* What is expected
Repeat each record below exactly as given.

[Data entries]
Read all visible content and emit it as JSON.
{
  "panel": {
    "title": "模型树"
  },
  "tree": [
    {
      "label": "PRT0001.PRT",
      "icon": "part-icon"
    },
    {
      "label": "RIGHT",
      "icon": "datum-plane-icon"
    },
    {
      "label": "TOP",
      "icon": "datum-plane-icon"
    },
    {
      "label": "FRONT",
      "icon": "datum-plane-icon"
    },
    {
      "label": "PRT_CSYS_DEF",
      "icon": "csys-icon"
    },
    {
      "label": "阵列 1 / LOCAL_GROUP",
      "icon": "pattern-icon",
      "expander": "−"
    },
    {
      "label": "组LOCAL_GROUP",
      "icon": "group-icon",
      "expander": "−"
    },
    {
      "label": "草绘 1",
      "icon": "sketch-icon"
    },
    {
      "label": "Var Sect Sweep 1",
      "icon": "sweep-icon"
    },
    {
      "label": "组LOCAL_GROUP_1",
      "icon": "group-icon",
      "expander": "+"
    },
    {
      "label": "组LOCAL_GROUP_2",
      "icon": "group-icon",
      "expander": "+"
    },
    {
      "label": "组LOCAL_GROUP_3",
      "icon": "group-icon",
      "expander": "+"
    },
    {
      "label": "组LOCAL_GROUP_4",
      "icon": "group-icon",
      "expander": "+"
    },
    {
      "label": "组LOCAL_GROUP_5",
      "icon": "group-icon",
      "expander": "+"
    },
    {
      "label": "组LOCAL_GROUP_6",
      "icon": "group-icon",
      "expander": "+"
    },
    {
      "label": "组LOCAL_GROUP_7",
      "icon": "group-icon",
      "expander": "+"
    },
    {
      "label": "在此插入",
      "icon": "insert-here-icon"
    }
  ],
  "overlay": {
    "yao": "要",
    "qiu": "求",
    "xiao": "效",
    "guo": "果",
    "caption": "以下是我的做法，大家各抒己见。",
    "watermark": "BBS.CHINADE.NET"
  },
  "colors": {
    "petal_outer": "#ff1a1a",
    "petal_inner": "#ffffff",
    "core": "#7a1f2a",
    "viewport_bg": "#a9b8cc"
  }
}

* Complete output
Read all visible content and emit it as JSON.
{
  "panel": {
    "title": "模型树"
  },
  "tree": [
    {
      "label": "PRT0001.PRT",
      "icon": "part-icon"
    },
    {
      "label": "RIGHT",
      "icon": "datum-plane-icon"
    },
    {
      "label": "TOP",
      "icon": "datum-plane-icon"
    },
    {
      "label": "FRONT",
      "icon": "datum-plane-icon"
    },
    {
      "label": "PRT_CSYS_DEF",
      "icon": "csys-icon"
    },
    {
      "label": "阵列 1 / LOCAL_GROUP",
      "icon": "pattern-icon",
      "expander": "−"
    },
    {
      "label": "组LOCAL_GROUP",
      "icon": "group-icon",
      "expander": "−"
    },
    {
      "label": "草绘 1",
      "icon": "sketch-icon"
    },
    {
      "label": "Var Sect Sweep 1",
      "icon": "sweep-icon"
    },
    {
      "label": "组LOCAL_GROUP_1",
      "icon": "group-icon",
      "expander": "+"
    },
    {
      "label": "组LOCAL_GROUP_2",
      "icon": "group-icon",
      "expander": "+"
    },
    {
      "label": "组LOCAL_GROUP_3",
      "icon": "group-icon",
      "expander": "+"
    },
    {
      "label": "组LOCAL_GROUP_4",
      "icon": "group-icon",
      "expander": "+"
    },
    {
      "label": "组LOCAL_GROUP_5",
      "icon": "group-icon",
      "expander": "+"
    },
    {
      "label": "组LOCAL_GROUP_6",
      "icon": "group-icon",
      "expander": "+"
    },
    {
      "label": "组LOCAL_GROUP_7",
      "icon": "group-icon",
      "expander": "+"
    },
    {
      "label": "在此插入",
      "icon": "insert-here-icon"
    }
  ],
  "overlay": {
    "yao": "要",
    "qiu": "求",
    "xiao": "效",
    "guo": "果",
    "caption": "以下是我的做法，大家各抒己见。",
    "watermark": "BBS.CHINADE.NET"
  },
  "colors": {
    "petal_outer": "#ff1a1a",
    "petal_inner": "#ffffff",
    "core": "#7a1f2a",
    "viewport_bg": "#a9b8cc"
  }
}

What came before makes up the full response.